• [Goal of the exercise] Locate and copy each line in the data that contains the word "title".

+++ Material shown

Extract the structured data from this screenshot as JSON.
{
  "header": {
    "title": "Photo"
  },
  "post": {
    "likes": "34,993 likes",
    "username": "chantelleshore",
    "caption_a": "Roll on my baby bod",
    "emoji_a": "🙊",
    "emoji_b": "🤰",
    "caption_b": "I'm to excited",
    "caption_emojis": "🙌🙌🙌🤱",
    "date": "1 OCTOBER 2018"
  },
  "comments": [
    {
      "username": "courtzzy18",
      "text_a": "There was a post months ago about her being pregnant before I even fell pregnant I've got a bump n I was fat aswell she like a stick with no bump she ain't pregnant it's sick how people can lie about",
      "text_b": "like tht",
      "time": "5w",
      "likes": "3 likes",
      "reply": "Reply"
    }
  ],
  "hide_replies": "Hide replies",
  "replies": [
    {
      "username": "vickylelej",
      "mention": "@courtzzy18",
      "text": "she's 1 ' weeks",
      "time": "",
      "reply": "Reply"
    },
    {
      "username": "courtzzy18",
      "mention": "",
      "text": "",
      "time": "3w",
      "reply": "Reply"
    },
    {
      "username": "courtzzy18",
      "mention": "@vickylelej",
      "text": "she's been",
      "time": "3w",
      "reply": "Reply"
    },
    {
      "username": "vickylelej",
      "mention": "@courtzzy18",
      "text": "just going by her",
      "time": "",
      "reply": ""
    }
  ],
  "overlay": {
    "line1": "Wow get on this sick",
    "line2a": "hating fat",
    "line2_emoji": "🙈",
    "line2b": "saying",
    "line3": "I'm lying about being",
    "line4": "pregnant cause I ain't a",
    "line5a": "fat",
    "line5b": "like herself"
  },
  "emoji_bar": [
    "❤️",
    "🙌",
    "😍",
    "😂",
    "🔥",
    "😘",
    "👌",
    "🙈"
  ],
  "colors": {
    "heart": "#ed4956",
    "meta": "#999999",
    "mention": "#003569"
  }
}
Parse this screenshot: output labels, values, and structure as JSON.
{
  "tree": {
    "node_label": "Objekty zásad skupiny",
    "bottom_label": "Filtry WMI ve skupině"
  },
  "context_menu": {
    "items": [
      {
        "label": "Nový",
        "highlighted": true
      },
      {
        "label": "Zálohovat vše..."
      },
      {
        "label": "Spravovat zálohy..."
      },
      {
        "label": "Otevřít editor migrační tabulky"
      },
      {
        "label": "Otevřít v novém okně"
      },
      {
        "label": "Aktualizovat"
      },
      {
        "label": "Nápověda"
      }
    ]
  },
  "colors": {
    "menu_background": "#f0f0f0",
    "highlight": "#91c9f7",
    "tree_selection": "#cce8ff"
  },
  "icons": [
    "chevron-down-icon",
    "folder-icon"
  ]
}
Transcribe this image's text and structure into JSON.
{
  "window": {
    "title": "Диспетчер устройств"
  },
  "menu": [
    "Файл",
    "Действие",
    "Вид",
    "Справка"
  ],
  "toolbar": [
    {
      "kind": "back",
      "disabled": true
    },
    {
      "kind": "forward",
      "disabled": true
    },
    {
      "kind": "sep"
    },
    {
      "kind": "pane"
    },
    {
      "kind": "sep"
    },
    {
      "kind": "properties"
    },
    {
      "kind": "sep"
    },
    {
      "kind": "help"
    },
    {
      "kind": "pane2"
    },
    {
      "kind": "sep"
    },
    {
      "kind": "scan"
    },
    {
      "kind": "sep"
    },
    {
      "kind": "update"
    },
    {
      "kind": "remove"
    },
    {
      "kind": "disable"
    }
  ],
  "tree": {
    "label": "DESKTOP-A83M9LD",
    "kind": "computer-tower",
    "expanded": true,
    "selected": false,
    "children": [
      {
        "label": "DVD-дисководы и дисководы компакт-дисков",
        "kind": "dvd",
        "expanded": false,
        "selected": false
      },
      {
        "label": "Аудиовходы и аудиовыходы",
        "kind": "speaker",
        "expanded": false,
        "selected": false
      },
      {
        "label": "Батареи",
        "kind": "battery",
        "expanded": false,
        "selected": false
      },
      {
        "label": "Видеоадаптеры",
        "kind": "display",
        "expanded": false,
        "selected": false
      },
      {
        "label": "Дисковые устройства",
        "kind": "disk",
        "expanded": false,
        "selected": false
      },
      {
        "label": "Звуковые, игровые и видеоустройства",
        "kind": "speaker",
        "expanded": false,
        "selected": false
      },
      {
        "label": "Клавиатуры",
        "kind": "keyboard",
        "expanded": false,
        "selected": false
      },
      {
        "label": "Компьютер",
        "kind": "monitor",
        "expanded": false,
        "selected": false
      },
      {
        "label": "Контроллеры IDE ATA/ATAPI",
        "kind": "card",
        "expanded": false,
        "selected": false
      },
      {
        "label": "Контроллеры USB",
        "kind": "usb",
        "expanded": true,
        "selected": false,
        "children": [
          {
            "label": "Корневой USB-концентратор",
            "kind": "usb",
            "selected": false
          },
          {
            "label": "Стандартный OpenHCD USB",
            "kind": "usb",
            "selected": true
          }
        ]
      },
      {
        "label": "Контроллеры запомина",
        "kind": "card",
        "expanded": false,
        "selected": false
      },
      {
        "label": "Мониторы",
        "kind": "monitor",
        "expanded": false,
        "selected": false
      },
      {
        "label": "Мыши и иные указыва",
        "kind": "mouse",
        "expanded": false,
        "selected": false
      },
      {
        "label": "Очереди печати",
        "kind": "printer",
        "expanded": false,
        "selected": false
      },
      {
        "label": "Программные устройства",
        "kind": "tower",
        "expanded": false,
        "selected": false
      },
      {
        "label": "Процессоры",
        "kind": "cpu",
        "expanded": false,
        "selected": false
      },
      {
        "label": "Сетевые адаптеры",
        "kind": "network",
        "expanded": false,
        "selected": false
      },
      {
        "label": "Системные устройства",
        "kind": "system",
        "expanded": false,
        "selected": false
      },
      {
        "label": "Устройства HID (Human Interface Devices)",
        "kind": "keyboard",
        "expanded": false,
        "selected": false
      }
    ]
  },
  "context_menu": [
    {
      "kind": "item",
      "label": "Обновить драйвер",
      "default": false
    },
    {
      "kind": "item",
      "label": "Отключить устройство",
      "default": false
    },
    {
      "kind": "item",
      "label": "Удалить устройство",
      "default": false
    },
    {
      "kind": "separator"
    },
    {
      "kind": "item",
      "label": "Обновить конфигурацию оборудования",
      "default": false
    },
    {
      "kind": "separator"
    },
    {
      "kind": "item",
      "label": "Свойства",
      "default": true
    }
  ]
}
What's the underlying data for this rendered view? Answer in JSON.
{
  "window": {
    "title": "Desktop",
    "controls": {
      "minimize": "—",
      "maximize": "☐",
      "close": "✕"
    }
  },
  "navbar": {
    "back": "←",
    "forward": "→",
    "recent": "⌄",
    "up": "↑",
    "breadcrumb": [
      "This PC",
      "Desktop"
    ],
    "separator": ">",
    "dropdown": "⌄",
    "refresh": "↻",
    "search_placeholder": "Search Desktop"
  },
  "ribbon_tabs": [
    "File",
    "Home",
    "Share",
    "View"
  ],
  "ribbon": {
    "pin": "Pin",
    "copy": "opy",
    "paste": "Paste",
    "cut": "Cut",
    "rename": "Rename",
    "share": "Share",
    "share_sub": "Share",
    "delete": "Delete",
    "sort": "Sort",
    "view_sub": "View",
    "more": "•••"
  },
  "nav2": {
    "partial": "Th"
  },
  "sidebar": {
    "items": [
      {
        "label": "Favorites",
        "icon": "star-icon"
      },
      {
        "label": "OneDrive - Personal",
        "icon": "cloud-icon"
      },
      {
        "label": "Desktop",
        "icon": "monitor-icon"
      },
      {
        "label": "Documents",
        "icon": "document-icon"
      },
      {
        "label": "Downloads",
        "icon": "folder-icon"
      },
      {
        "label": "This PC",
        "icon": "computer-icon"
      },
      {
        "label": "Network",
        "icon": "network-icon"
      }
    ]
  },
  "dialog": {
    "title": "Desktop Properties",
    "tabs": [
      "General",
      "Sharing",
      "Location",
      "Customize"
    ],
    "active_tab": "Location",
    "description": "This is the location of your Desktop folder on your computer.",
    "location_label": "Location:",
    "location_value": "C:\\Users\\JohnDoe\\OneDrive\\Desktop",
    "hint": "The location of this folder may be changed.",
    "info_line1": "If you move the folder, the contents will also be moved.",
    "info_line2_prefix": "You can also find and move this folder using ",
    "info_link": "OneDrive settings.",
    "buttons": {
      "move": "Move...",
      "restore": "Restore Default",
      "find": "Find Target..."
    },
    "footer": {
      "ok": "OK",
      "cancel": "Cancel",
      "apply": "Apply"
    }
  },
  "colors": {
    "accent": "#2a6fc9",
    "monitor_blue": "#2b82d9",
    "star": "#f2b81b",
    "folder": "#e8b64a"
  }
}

++++++

• [The result]
    "title": "Photo"
    "title": "Диспетчер устройств"
    "title": "Desktop",
    "title": "Desktop Properties",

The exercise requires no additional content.